#### [Short task]
Every record must appear in your copy exactly as written, with no pictures.

# # # #

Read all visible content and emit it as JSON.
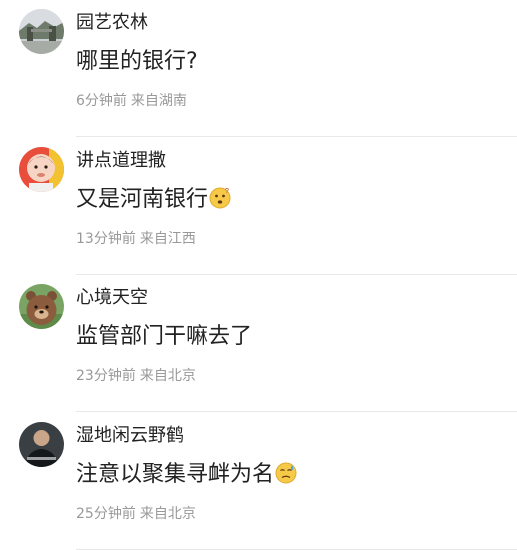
{
  "comments": [
    {
      "username": "园艺农林",
      "content": "哪里的银行?",
      "time": "6分钟前",
      "location": "来自湖南",
      "emoji": ""
    },
    {
      "username": "讲点道理撒",
      "content": "又是河南银行",
      "time": "13分钟前",
      "location": "来自江西",
      "emoji": "thinking-face-emoji"
    },
    {
      "username": "心境天空",
      "content": "监管部门干嘛去了",
      "time": "23分钟前",
      "location": "来自北京",
      "emoji": ""
    },
    {
      "username": "湿地闲云野鹤",
      "content": "注意以聚集寻衅为名",
      "time": "25分钟前",
      "location": "来自北京",
      "emoji": "anxious-sweat-face-emoji"
    }
  ],
  "colors": {
    "text": "#222222",
    "meta": "#999999",
    "divider": "#e8e8e8",
    "emoji": "#f7c948"
  }
}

# # # #

#### [Answer to the task]
Read all visible content and emit it as JSON.
{
  "comments": [
    {
      "username": "园艺农林",
      "content": "哪里的银行?",
      "time": "6分钟前",
      "location": "来自湖南",
      "emoji": ""
    },
    {
      "username": "讲点道理撒",
      "content": "又是河南银行",
      "time": "13分钟前",
      "location": "来自江西",
      "emoji": "thinking-face-emoji"
    },
    {
      "username": "心境天空",
      "content": "监管部门干嘛去了",
      "time": "23分钟前",
      "location": "来自北京",
      "emoji": ""
    },
    {
      "username": "湿地闲云野鹤",
      "content": "注意以聚集寻衅为名",
      "time": "25分钟前",
      "location": "来自北京",
      "emoji": "anxious-sweat-face-emoji"
    }
  ],
  "colors": {
    "text": "#222222",
    "meta": "#999999",
    "divider": "#e8e8e8",
    "emoji": "#f7c948"
  }
}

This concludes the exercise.